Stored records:
• • • •

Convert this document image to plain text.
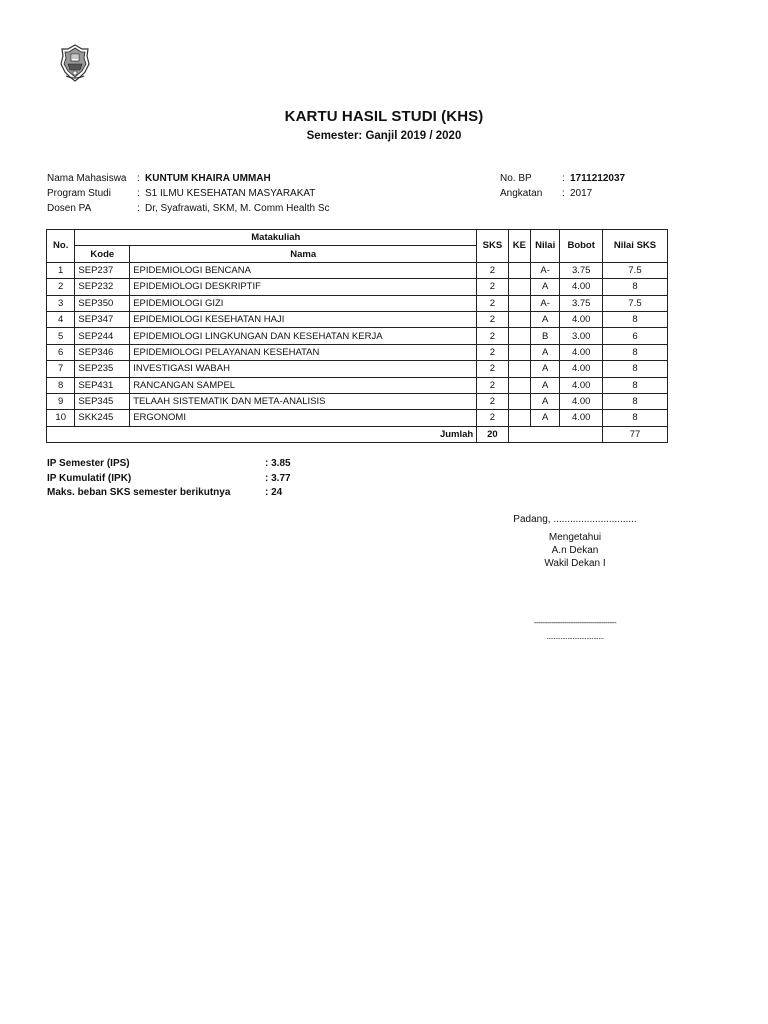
KARTU HASIL STUDI (KHS)
Semester: Ganjil 2019 / 2020
Nama Mahasiswa	: KUNTUM KHAIRA UMMAH
Program Studi	: S1 ILMU KESEHATAN MASYARAKAT
Dosen PA	: Dr, Syafrawati, SKM, M. Comm Health Sc
No. BP	: 1711212037
Angkatan	: 2017
No.	Matakuliah		SKS	KE	Nilai	Bobot	Nilai SKS
	Kode	Nama					
1	SEP237	EPIDEMIOLOGI BENCANA	2		A-	3.75	7.5
2	SEP232	EPIDEMIOLOGI DESKRIPTIF	2		A	4.00	8
3	SEP350	EPIDEMIOLOGI GIZI	2		A-	3.75	7.5
4	SEP347	EPIDEMIOLOGI KESEHATAN HAJI	2		A	4.00	8
5	SEP244	EPIDEMIOLOGI LINGKUNGAN DAN KESEHATAN KERJA	2		B	3.00	6
6	SEP346	EPIDEMIOLOGI PELAYANAN KESEHATAN	2		A	4.00	8
7	SEP235	INVESTIGASI WABAH	2		A	4.00	8
8	SEP431	RANCANGAN SAMPEL	2		A	4.00	8
9	SEP345	TELAAH SISTEMATIK DAN META-ANALISIS	2		A	4.00	8
10	SKK245	ERGONOMI	2		A	4.00	8
Jumlah			20				77
IP Semester (IPS)	: 3.85
IP Kumulatif (IPK)	: 3.77
Maks. beban SKS semester berikutnya	: 24
Padang, ..............................
Mengetahui
A.n Dekan
Wakil Dekan I
--------------------------------------
.................................
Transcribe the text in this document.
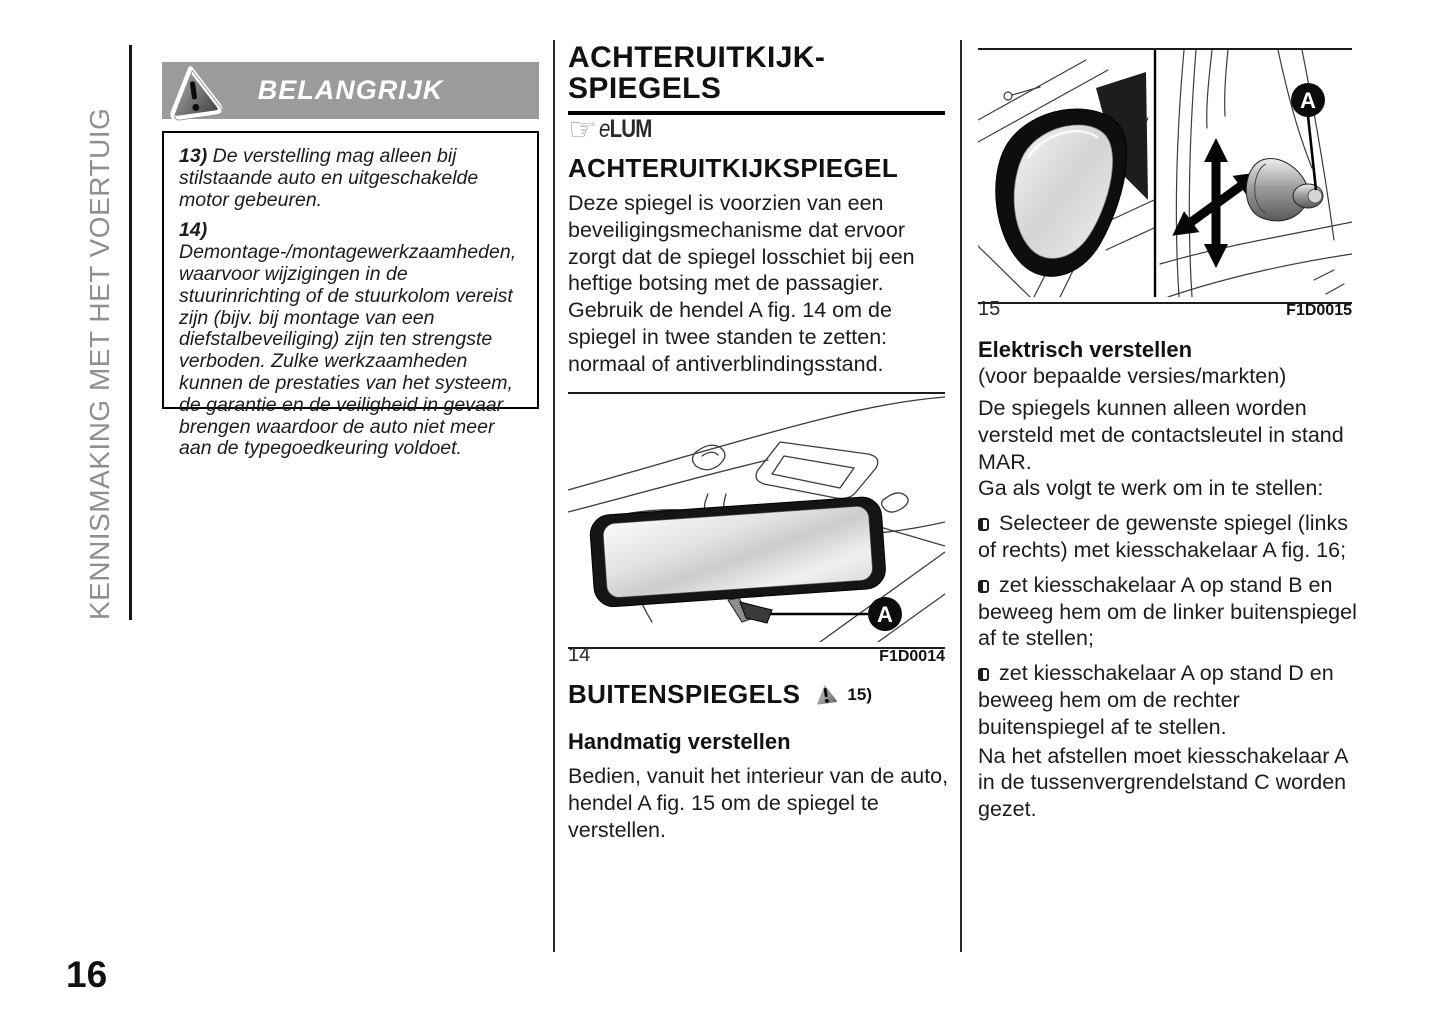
KENNISMAKING MET HET VOERTUIG
16
BELANGRIJK

13) De verstelling mag alleen bij stilstaande auto en uitgeschakelde motor gebeuren.

14) Demontage-/montagewerkzaamheden, waarvoor wijzigingen in de stuurinrichting of de stuurkolom vereist zijn (bijv. bij montage van een diefstalbeveiliging) zijn ten strengste verboden. Zulke werkzaamheden kunnen de prestaties van het systeem, de garantie en de veiligheid in gevaar brengen waardoor de auto niet meer aan de typegoedkeuring voldoet.

ACHTERUITKIJK-
SPIEGELS
☞ eLUM
ACHTERUITKIJKSPIEGEL

Deze spiegel is voorzien van een beveiligingsmechanisme dat ervoor zorgt dat de spiegel losschiet bij een heftige botsing met de passagier. Gebruik de hendel A fig. 14 om de spiegel in twee standen te zetten: normaal of antiverblindingsstand.

A
14	F1D0014
BUITENSPIEGELS	15)
Handmatig verstellen

Bedien, vanuit het interieur van de auto, hendel A fig. 15 om de spiegel te verstellen.

A
15	F1D0015
Elektrisch verstellen
(voor bepaalde versies/markten)

De spiegels kunnen alleen worden versteld met de contactsleutel in stand MAR.

Ga als volgt te werk om in te stellen:

Selecteer de gewenste spiegel (links of rechts) met kiesschakelaar A fig. 16;

zet kiesschakelaar A op stand B en beweeg hem om de linker buitenspiegel af te stellen;

zet kiesschakelaar A op stand D en beweeg hem om de rechter buitenspiegel af te stellen.

Na het afstellen moet kiesschakelaar A in de tussenvergrendelstand C worden gezet.
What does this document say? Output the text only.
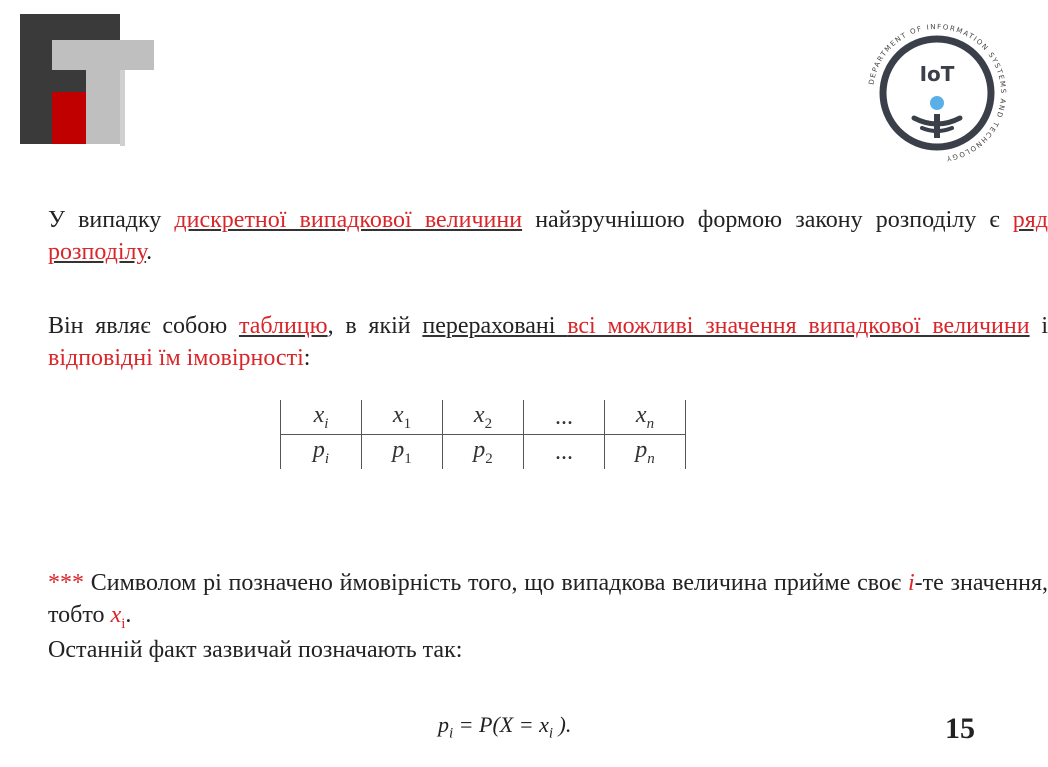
DEPARTMENT OF INFORMATION SYSTEMS AND TECHNOLOGY
IoT
У випадку дискретної випадкової величини найзручнішою формою закону розподілу є ряд розподілу.
Він являє собою таблицю, в якій перераховані всі можливі значення випадкової величини і відповідні їм імовірності:
$x_i$	$x_1$	$x_2$	...	$x_n$
$p_i$	$p_1$	$p_2$	...	$p_n$
*** Символом pі позначено ймовірність того, що випадкова величина прийме своє i-те значення, тобто $x_i$.
Останній факт зазвичай позначають так:
$p_i = P(X = x_i$ ).	15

• • • •

→ Set problem
Pictures stay out; repeat all the rest of the records exactly.

→ Output of the exercise
Convert this document image to plain text.
KARTU HASIL STUDI (KHS)
Semester: Ganjil 2019 / 2020
Nama Mahasiswa	: KUNTUM KHAIRA UMMAH
Program Studi	: S1 ILMU KESEHATAN MASYARAKAT
Dosen PA	: Dr, Syafrawati, SKM, M. Comm Health Sc
No. BP	: 1711212037
Angkatan	: 2017
No.	Matakuliah		SKS	KE	Nilai	Bobot	Nilai SKS
	Kode	Nama					
1	SEP237	EPIDEMIOLOGI BENCANA	2		A-	3.75	7.5
2	SEP232	EPIDEMIOLOGI DESKRIPTIF	2		A	4.00	8
3	SEP350	EPIDEMIOLOGI GIZI	2		A-	3.75	7.5
4	SEP347	EPIDEMIOLOGI KESEHATAN HAJI	2		A	4.00	8
5	SEP244	EPIDEMIOLOGI LINGKUNGAN DAN KESEHATAN KERJA	2		B	3.00	6
6	SEP346	EPIDEMIOLOGI PELAYANAN KESEHATAN	2		A	4.00	8
7	SEP235	INVESTIGASI WABAH	2		A	4.00	8
8	SEP431	RANCANGAN SAMPEL	2		A	4.00	8
9	SEP345	TELAAH SISTEMATIK DAN META-ANALISIS	2		A	4.00	8
10	SKK245	ERGONOMI	2		A	4.00	8
Jumlah			20				77
IP Semester (IPS)	: 3.85
IP Kumulatif (IPK)	: 3.77
Maks. beban SKS semester berikutnya	: 24
Padang, ..............................
Mengetahui
A.n Dekan
Wakil Dekan I
--------------------------------------
.................................
Transcribe the text in this document.
KENNISMAKING MET HET VOERTUIG
16
BELANGRIJK

13) De verstelling mag alleen bij stilstaande auto en uitgeschakelde motor gebeuren.

14) Demontage-/montagewerkzaamheden, waarvoor wijzigingen in de stuurinrichting of de stuurkolom vereist zijn (bijv. bij montage van een diefstalbeveiliging) zijn ten strengste verboden. Zulke werkzaamheden kunnen de prestaties van het systeem, de garantie en de veiligheid in gevaar brengen waardoor de auto niet meer aan de typegoedkeuring voldoet.

ACHTERUITKIJK-
SPIEGELS
☞ eLUM
ACHTERUITKIJKSPIEGEL

Deze spiegel is voorzien van een beveiligingsmechanisme dat ervoor zorgt dat de spiegel losschiet bij een heftige botsing met de passagier. Gebruik de hendel A fig. 14 om de spiegel in twee standen te zetten: normaal of antiverblindingsstand.

A
14	F1D0014
BUITENSPIEGELS	15)
Handmatig verstellen

Bedien, vanuit het interieur van de auto, hendel A fig. 15 om de spiegel te verstellen.

A
15	F1D0015
Elektrisch verstellen
(voor bepaalde versies/markten)

De spiegels kunnen alleen worden versteld met de contactsleutel in stand MAR.

Ga als volgt te werk om in te stellen:

Selecteer de gewenste spiegel (links of rechts) met kiesschakelaar A fig. 16;

zet kiesschakelaar A op stand B en beweeg hem om de linker buitenspiegel af te stellen;

zet kiesschakelaar A op stand D en beweeg hem om de rechter buitenspiegel af te stellen.

Na het afstellen moet kiesschakelaar A in de tussenvergrendelstand C worden gezet.
What does this document say? Output the text only.
DEPARTMENT OF INFORMATION SYSTEMS AND TECHNOLOGY
IoT
У випадку дискретної випадкової величини найзручнішою формою закону розподілу є ряд розподілу.
Він являє собою таблицю, в якій перераховані всі можливі значення випадкової величини і відповідні їм імовірності:
$x_i$	$x_1$	$x_2$	...	$x_n$
$p_i$	$p_1$	$p_2$	...	$p_n$
*** Символом pі позначено ймовірність того, що випадкова величина прийме своє i-те значення, тобто $x_i$.
Останній факт зазвичай позначають так:
$p_i = P(X = x_i$ ).	15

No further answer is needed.